◆ **Stated goal**
Copy nothing before the line that contains "What data populates"; from there, transcribe each line exactly through the end of the material, omitting pictures.
─── Available data ───
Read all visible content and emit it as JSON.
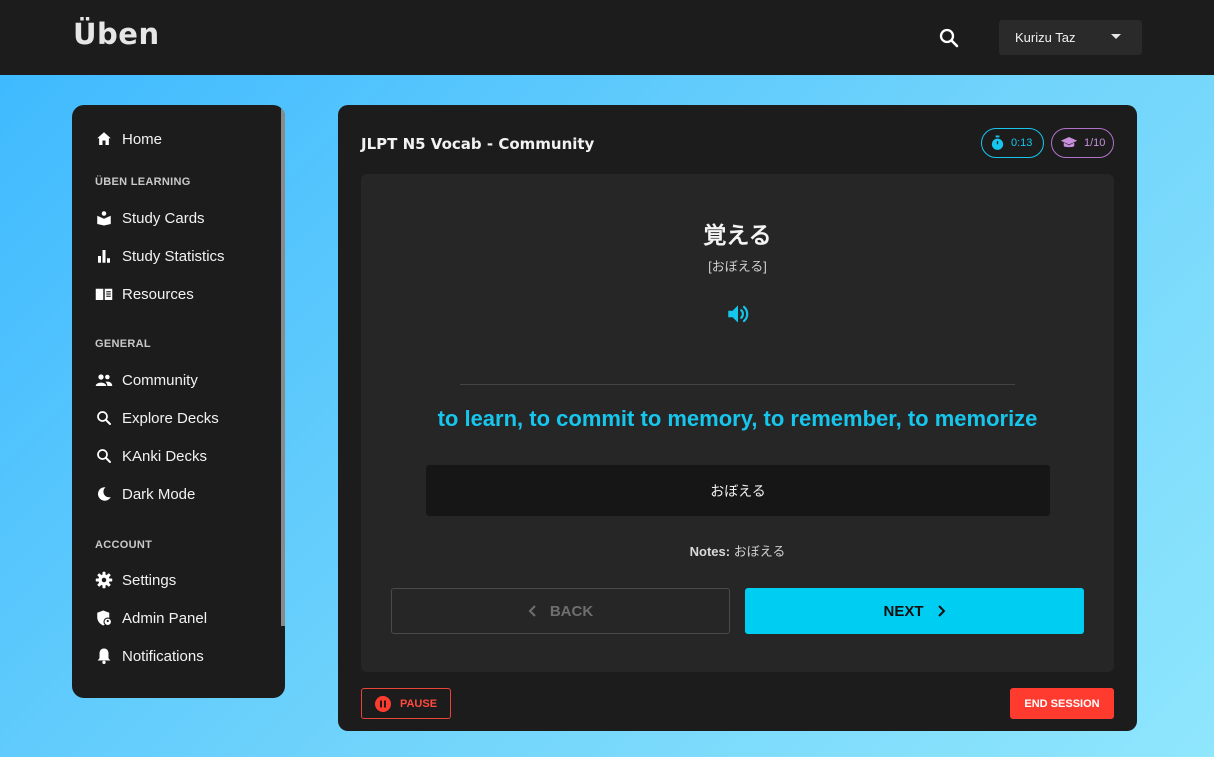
{
  "header": {
    "brand": "Üben",
    "search_icon": "search-icon",
    "user_name": "Kurizu Taz"
  },
  "sidebar": {
    "items_top": [
      {
        "label": "Home",
        "icon": "home-icon"
      }
    ],
    "sections": [
      {
        "heading": "ÜBEN LEARNING",
        "items": [
          {
            "label": "Study Cards",
            "icon": "book-open-icon"
          },
          {
            "label": "Study Statistics",
            "icon": "bar-chart-icon"
          },
          {
            "label": "Resources",
            "icon": "menu-book-icon"
          }
        ]
      },
      {
        "heading": "GENERAL",
        "items": [
          {
            "label": "Community",
            "icon": "people-icon"
          },
          {
            "label": "Explore Decks",
            "icon": "search-icon"
          },
          {
            "label": "KAnki Decks",
            "icon": "search-icon"
          },
          {
            "label": "Dark Mode",
            "icon": "moon-icon"
          }
        ]
      },
      {
        "heading": "ACCOUNT",
        "items": [
          {
            "label": "Settings",
            "icon": "gear-icon"
          },
          {
            "label": "Admin Panel",
            "icon": "admin-shield-icon"
          },
          {
            "label": "Notifications",
            "icon": "bell-icon"
          }
        ]
      }
    ]
  },
  "session": {
    "deck_title": "JLPT N5 Vocab - Community",
    "timer": "0:13",
    "progress": "1/10",
    "card": {
      "word": "覚える",
      "reading": "[おぼえる]",
      "meaning": "to learn, to commit to memory, to remember, to memorize",
      "answer_value": "おぼえる",
      "notes_label": "Notes:",
      "notes_value": "おぼえる"
    },
    "back_label": "BACK",
    "next_label": "NEXT",
    "pause_label": "PAUSE",
    "end_label": "END SESSION"
  },
  "colors": {
    "accent": "#00cdf2",
    "danger": "#ff3b30",
    "progress_pill": "#b173c9",
    "surface": "#1c1c1c"
  }
}
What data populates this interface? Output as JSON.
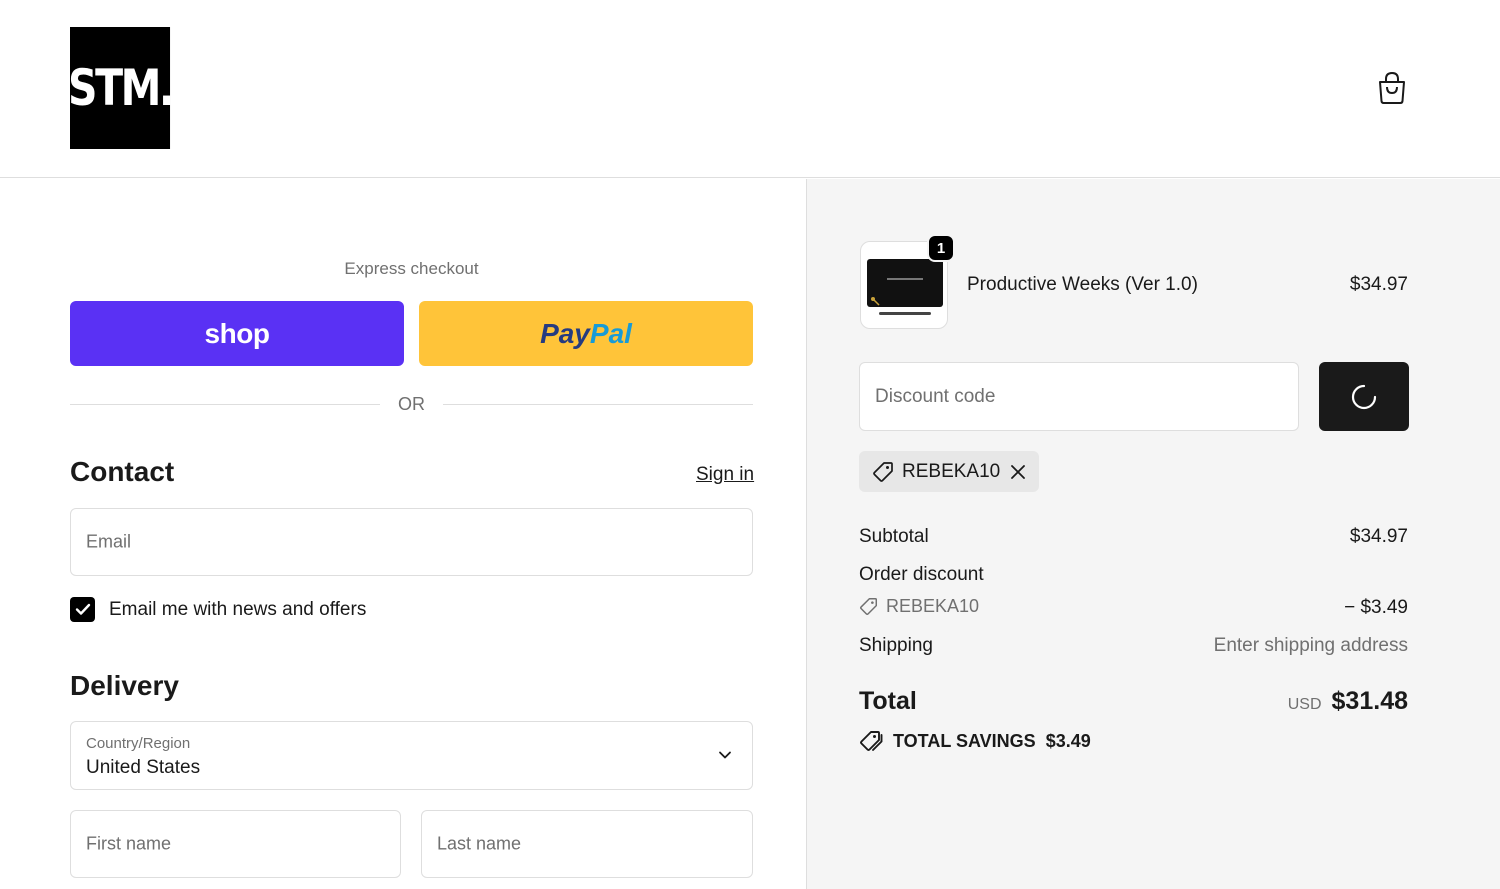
{
  "header": {
    "logo_text": "STM.",
    "cart_icon": "shopping-bag-icon"
  },
  "express": {
    "label": "Express checkout",
    "shop_label": "shop",
    "paypal_pay": "Pay",
    "paypal_pal": "Pal",
    "or_text": "OR"
  },
  "contact": {
    "title": "Contact",
    "sign_in": "Sign in",
    "email_placeholder": "Email",
    "newsletter_label": "Email me with news and offers",
    "newsletter_checked": true
  },
  "delivery": {
    "title": "Delivery",
    "country_label": "Country/Region",
    "country_value": "United States",
    "first_name_placeholder": "First name",
    "last_name_placeholder": "Last name"
  },
  "summary": {
    "item": {
      "name": "Productive Weeks (Ver 1.0)",
      "price": "$34.97",
      "quantity": "1"
    },
    "discount_placeholder": "Discount code",
    "applied_code": "REBEKA10",
    "subtotal_label": "Subtotal",
    "subtotal_value": "$34.97",
    "order_discount_label": "Order discount",
    "discount_code_line": "REBEKA10",
    "discount_value": "− $3.49",
    "shipping_label": "Shipping",
    "shipping_value": "Enter shipping address",
    "total_label": "Total",
    "currency": "USD",
    "total_value": "$31.48",
    "savings_label": "TOTAL SAVINGS",
    "savings_value": "$3.49"
  },
  "colors": {
    "shop_purple": "#5a31f4",
    "paypal_yellow": "#ffc439",
    "dark": "#1a1a1a",
    "summary_bg": "#f5f5f5"
  }
}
───
◆ **Full output**
What data populates this interface? Output as JSON.
{
  "header": {
    "logo_text": "STM.",
    "cart_icon": "shopping-bag-icon"
  },
  "express": {
    "label": "Express checkout",
    "shop_label": "shop",
    "paypal_pay": "Pay",
    "paypal_pal": "Pal",
    "or_text": "OR"
  },
  "contact": {
    "title": "Contact",
    "sign_in": "Sign in",
    "email_placeholder": "Email",
    "newsletter_label": "Email me with news and offers",
    "newsletter_checked": true
  },
  "delivery": {
    "title": "Delivery",
    "country_label": "Country/Region",
    "country_value": "United States",
    "first_name_placeholder": "First name",
    "last_name_placeholder": "Last name"
  },
  "summary": {
    "item": {
      "name": "Productive Weeks (Ver 1.0)",
      "price": "$34.97",
      "quantity": "1"
    },
    "discount_placeholder": "Discount code",
    "applied_code": "REBEKA10",
    "subtotal_label": "Subtotal",
    "subtotal_value": "$34.97",
    "order_discount_label": "Order discount",
    "discount_code_line": "REBEKA10",
    "discount_value": "− $3.49",
    "shipping_label": "Shipping",
    "shipping_value": "Enter shipping address",
    "total_label": "Total",
    "currency": "USD",
    "total_value": "$31.48",
    "savings_label": "TOTAL SAVINGS",
    "savings_value": "$3.49"
  },
  "colors": {
    "shop_purple": "#5a31f4",
    "paypal_yellow": "#ffc439",
    "dark": "#1a1a1a",
    "summary_bg": "#f5f5f5"
  }
}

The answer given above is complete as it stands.